WHAT YOU ARE ASKED TO DO:
Write out the listing below again, precisely as it is given.
======
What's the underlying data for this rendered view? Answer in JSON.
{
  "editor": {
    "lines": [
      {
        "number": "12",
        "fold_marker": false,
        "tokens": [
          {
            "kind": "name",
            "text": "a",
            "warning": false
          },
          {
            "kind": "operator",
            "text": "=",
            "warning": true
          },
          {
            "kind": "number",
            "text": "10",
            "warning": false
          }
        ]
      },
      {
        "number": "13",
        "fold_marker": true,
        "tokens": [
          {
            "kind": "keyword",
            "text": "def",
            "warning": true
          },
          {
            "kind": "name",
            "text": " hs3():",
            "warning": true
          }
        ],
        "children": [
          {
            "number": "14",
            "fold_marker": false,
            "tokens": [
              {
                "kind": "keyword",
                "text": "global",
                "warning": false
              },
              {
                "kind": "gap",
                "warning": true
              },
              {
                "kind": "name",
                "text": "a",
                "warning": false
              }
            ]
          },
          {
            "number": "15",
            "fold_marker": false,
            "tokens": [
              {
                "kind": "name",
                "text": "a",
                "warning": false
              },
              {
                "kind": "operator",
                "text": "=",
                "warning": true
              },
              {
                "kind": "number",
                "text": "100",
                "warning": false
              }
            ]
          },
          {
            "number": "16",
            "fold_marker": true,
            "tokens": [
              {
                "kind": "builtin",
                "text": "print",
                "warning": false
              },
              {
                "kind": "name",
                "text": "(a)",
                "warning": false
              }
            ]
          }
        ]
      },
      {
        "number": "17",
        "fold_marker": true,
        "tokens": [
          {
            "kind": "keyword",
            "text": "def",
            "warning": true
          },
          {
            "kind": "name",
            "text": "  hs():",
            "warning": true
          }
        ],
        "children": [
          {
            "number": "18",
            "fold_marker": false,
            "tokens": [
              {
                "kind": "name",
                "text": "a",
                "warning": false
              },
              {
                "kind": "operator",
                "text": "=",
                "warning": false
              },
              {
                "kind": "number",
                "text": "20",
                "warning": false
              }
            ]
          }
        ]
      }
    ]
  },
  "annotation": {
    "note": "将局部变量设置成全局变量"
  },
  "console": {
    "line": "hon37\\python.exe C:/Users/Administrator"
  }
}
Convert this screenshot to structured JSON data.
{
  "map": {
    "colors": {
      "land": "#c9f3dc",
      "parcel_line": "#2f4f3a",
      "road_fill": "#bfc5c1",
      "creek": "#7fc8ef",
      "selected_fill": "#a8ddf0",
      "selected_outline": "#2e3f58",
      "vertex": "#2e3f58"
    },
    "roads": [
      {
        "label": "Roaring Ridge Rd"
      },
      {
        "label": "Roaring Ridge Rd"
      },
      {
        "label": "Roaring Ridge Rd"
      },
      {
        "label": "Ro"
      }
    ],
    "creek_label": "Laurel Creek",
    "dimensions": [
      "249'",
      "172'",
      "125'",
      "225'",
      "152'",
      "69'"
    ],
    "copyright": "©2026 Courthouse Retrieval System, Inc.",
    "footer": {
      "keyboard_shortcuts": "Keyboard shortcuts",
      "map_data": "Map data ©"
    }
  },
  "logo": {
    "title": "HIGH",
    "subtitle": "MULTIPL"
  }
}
======
THE OUTPUT:
What's the underlying data for this rendered view? Answer in JSON.
{
  "editor": {
    "lines": [
      {
        "number": "12",
        "fold_marker": false,
        "tokens": [
          {
            "kind": "name",
            "text": "a",
            "warning": false
          },
          {
            "kind": "operator",
            "text": "=",
            "warning": true
          },
          {
            "kind": "number",
            "text": "10",
            "warning": false
          }
        ]
      },
      {
        "number": "13",
        "fold_marker": true,
        "tokens": [
          {
            "kind": "keyword",
            "text": "def",
            "warning": true
          },
          {
            "kind": "name",
            "text": " hs3():",
            "warning": true
          }
        ],
        "children": [
          {
            "number": "14",
            "fold_marker": false,
            "tokens": [
              {
                "kind": "keyword",
                "text": "global",
                "warning": false
              },
              {
                "kind": "gap",
                "warning": true
              },
              {
                "kind": "name",
                "text": "a",
                "warning": false
              }
            ]
          },
          {
            "number": "15",
            "fold_marker": false,
            "tokens": [
              {
                "kind": "name",
                "text": "a",
                "warning": false
              },
              {
                "kind": "operator",
                "text": "=",
                "warning": true
              },
              {
                "kind": "number",
                "text": "100",
                "warning": false
              }
            ]
          },
          {
            "number": "16",
            "fold_marker": true,
            "tokens": [
              {
                "kind": "builtin",
                "text": "print",
                "warning": false
              },
              {
                "kind": "name",
                "text": "(a)",
                "warning": false
              }
            ]
          }
        ]
      },
      {
        "number": "17",
        "fold_marker": true,
        "tokens": [
          {
            "kind": "keyword",
            "text": "def",
            "warning": true
          },
          {
            "kind": "name",
            "text": "  hs():",
            "warning": true
          }
        ],
        "children": [
          {
            "number": "18",
            "fold_marker": false,
            "tokens": [
              {
                "kind": "name",
                "text": "a",
                "warning": false
              },
              {
                "kind": "operator",
                "text": "=",
                "warning": false
              },
              {
                "kind": "number",
                "text": "20",
                "warning": false
              }
            ]
          }
        ]
      }
    ]
  },
  "annotation": {
    "note": "将局部变量设置成全局变量"
  },
  "console": {
    "line": "hon37\\python.exe C:/Users/Administrator"
  }
}
Convert this screenshot to structured JSON data.
{
  "map": {
    "colors": {
      "land": "#c9f3dc",
      "parcel_line": "#2f4f3a",
      "road_fill": "#bfc5c1",
      "creek": "#7fc8ef",
      "selected_fill": "#a8ddf0",
      "selected_outline": "#2e3f58",
      "vertex": "#2e3f58"
    },
    "roads": [
      {
        "label": "Roaring Ridge Rd"
      },
      {
        "label": "Roaring Ridge Rd"
      },
      {
        "label": "Roaring Ridge Rd"
      },
      {
        "label": "Ro"
      }
    ],
    "creek_label": "Laurel Creek",
    "dimensions": [
      "249'",
      "172'",
      "125'",
      "225'",
      "152'",
      "69'"
    ],
    "copyright": "©2026 Courthouse Retrieval System, Inc.",
    "footer": {
      "keyboard_shortcuts": "Keyboard shortcuts",
      "map_data": "Map data ©"
    }
  },
  "logo": {
    "title": "HIGH",
    "subtitle": "MULTIPL"
  }
}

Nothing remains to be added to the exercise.